* [Task details]
Skip all pictures, then print the remaining material exactly.

* [Input material]
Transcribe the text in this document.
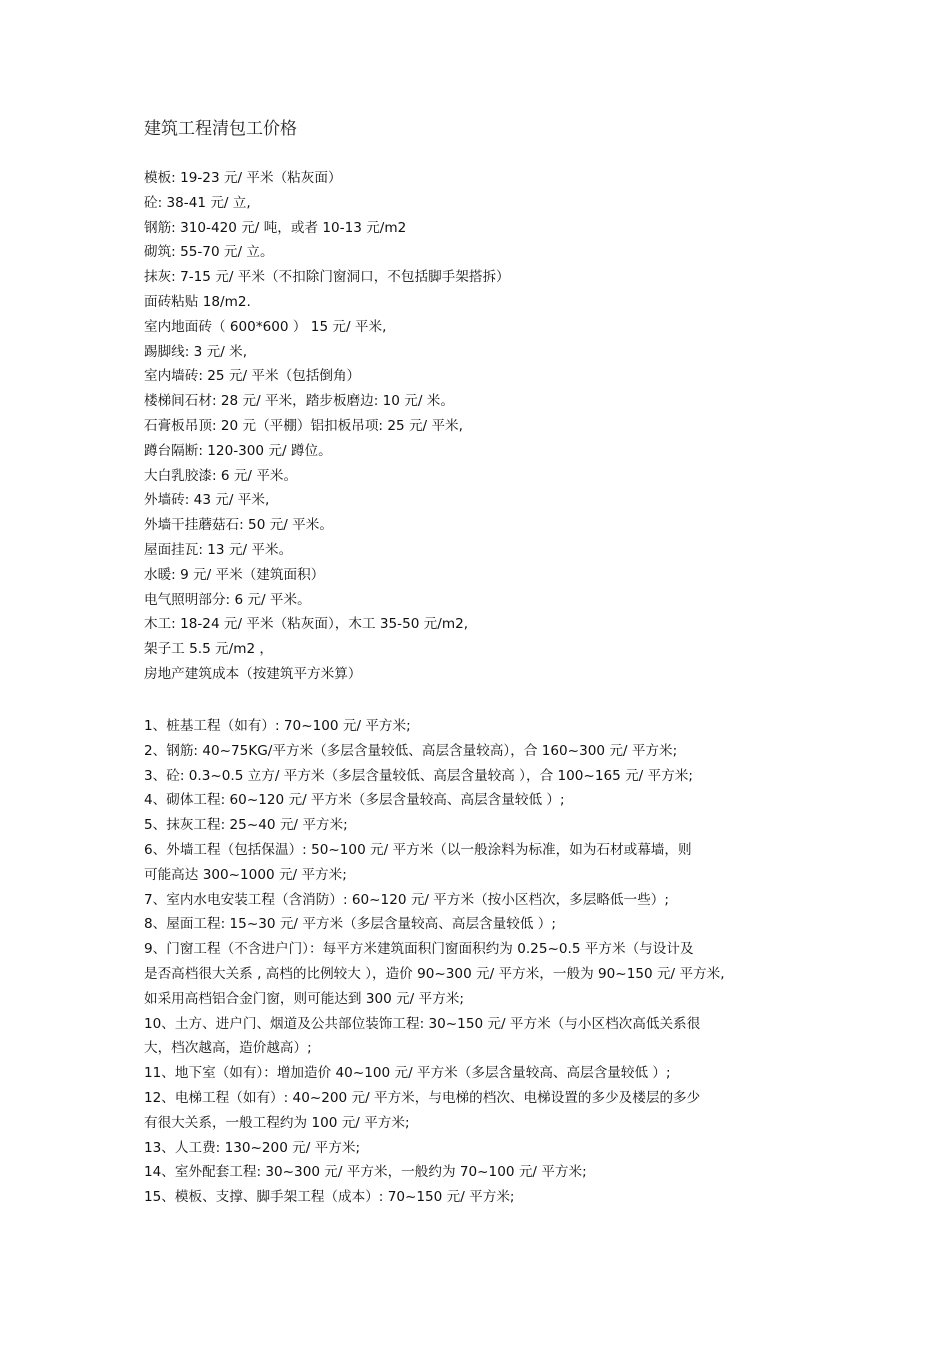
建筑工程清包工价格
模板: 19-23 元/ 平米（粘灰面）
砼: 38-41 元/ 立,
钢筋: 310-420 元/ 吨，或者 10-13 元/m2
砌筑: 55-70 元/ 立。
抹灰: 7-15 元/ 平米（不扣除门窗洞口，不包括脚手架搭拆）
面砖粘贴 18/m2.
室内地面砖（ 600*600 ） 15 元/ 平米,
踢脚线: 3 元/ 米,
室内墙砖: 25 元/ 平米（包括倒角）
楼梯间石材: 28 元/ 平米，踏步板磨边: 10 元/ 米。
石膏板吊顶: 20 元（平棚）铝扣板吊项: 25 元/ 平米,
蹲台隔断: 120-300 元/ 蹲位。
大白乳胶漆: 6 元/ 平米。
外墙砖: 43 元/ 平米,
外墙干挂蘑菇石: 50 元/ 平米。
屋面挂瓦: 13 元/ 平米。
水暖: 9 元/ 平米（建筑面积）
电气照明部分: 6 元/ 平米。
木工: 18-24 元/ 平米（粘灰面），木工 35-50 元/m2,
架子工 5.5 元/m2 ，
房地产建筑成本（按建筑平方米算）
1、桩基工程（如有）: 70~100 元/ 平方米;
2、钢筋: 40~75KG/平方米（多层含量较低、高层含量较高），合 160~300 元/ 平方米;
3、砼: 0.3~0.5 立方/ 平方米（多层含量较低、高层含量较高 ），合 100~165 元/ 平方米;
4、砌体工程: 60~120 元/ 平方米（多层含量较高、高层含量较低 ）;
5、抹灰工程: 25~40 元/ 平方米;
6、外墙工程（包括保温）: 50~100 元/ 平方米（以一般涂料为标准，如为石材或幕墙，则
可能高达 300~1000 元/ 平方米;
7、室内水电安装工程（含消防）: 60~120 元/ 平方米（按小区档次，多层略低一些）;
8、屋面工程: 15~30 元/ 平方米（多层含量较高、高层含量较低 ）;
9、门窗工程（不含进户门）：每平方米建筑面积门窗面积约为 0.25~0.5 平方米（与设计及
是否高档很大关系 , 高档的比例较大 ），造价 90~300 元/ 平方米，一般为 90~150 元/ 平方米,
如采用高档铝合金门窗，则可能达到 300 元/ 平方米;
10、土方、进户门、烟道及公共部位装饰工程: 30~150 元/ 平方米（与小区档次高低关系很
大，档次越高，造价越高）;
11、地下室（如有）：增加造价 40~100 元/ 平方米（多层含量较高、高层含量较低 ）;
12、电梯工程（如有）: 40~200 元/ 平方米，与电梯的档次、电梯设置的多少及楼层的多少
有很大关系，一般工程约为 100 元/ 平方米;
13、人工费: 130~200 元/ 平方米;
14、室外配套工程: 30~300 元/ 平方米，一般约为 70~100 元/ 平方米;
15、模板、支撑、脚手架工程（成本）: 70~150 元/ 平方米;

* [Result for this exercise]
Transcribe the text in this document.
建筑工程清包工价格
模板: 19-23 元/ 平米（粘灰面）
砼: 38-41 元/ 立,
钢筋: 310-420 元/ 吨，或者 10-13 元/m2
砌筑: 55-70 元/ 立。
抹灰: 7-15 元/ 平米（不扣除门窗洞口，不包括脚手架搭拆）
面砖粘贴 18/m2.
室内地面砖（ 600*600 ） 15 元/ 平米,
踢脚线: 3 元/ 米,
室内墙砖: 25 元/ 平米（包括倒角）
楼梯间石材: 28 元/ 平米，踏步板磨边: 10 元/ 米。
石膏板吊顶: 20 元（平棚）铝扣板吊项: 25 元/ 平米,
蹲台隔断: 120-300 元/ 蹲位。
大白乳胶漆: 6 元/ 平米。
外墙砖: 43 元/ 平米,
外墙干挂蘑菇石: 50 元/ 平米。
屋面挂瓦: 13 元/ 平米。
水暖: 9 元/ 平米（建筑面积）
电气照明部分: 6 元/ 平米。
木工: 18-24 元/ 平米（粘灰面），木工 35-50 元/m2,
架子工 5.5 元/m2 ，
房地产建筑成本（按建筑平方米算）
1、桩基工程（如有）: 70~100 元/ 平方米;
2、钢筋: 40~75KG/平方米（多层含量较低、高层含量较高），合 160~300 元/ 平方米;
3、砼: 0.3~0.5 立方/ 平方米（多层含量较低、高层含量较高 ），合 100~165 元/ 平方米;
4、砌体工程: 60~120 元/ 平方米（多层含量较高、高层含量较低 ）;
5、抹灰工程: 25~40 元/ 平方米;
6、外墙工程（包括保温）: 50~100 元/ 平方米（以一般涂料为标准，如为石材或幕墙，则
可能高达 300~1000 元/ 平方米;
7、室内水电安装工程（含消防）: 60~120 元/ 平方米（按小区档次，多层略低一些）;
8、屋面工程: 15~30 元/ 平方米（多层含量较高、高层含量较低 ）;
9、门窗工程（不含进户门）：每平方米建筑面积门窗面积约为 0.25~0.5 平方米（与设计及
是否高档很大关系 , 高档的比例较大 ），造价 90~300 元/ 平方米，一般为 90~150 元/ 平方米,
如采用高档铝合金门窗，则可能达到 300 元/ 平方米;
10、土方、进户门、烟道及公共部位装饰工程: 30~150 元/ 平方米（与小区档次高低关系很
大，档次越高，造价越高）;
11、地下室（如有）：增加造价 40~100 元/ 平方米（多层含量较高、高层含量较低 ）;
12、电梯工程（如有）: 40~200 元/ 平方米，与电梯的档次、电梯设置的多少及楼层的多少
有很大关系，一般工程约为 100 元/ 平方米;
13、人工费: 130~200 元/ 平方米;
14、室外配套工程: 30~300 元/ 平方米，一般约为 70~100 元/ 平方米;
15、模板、支撑、脚手架工程（成本）: 70~150 元/ 平方米;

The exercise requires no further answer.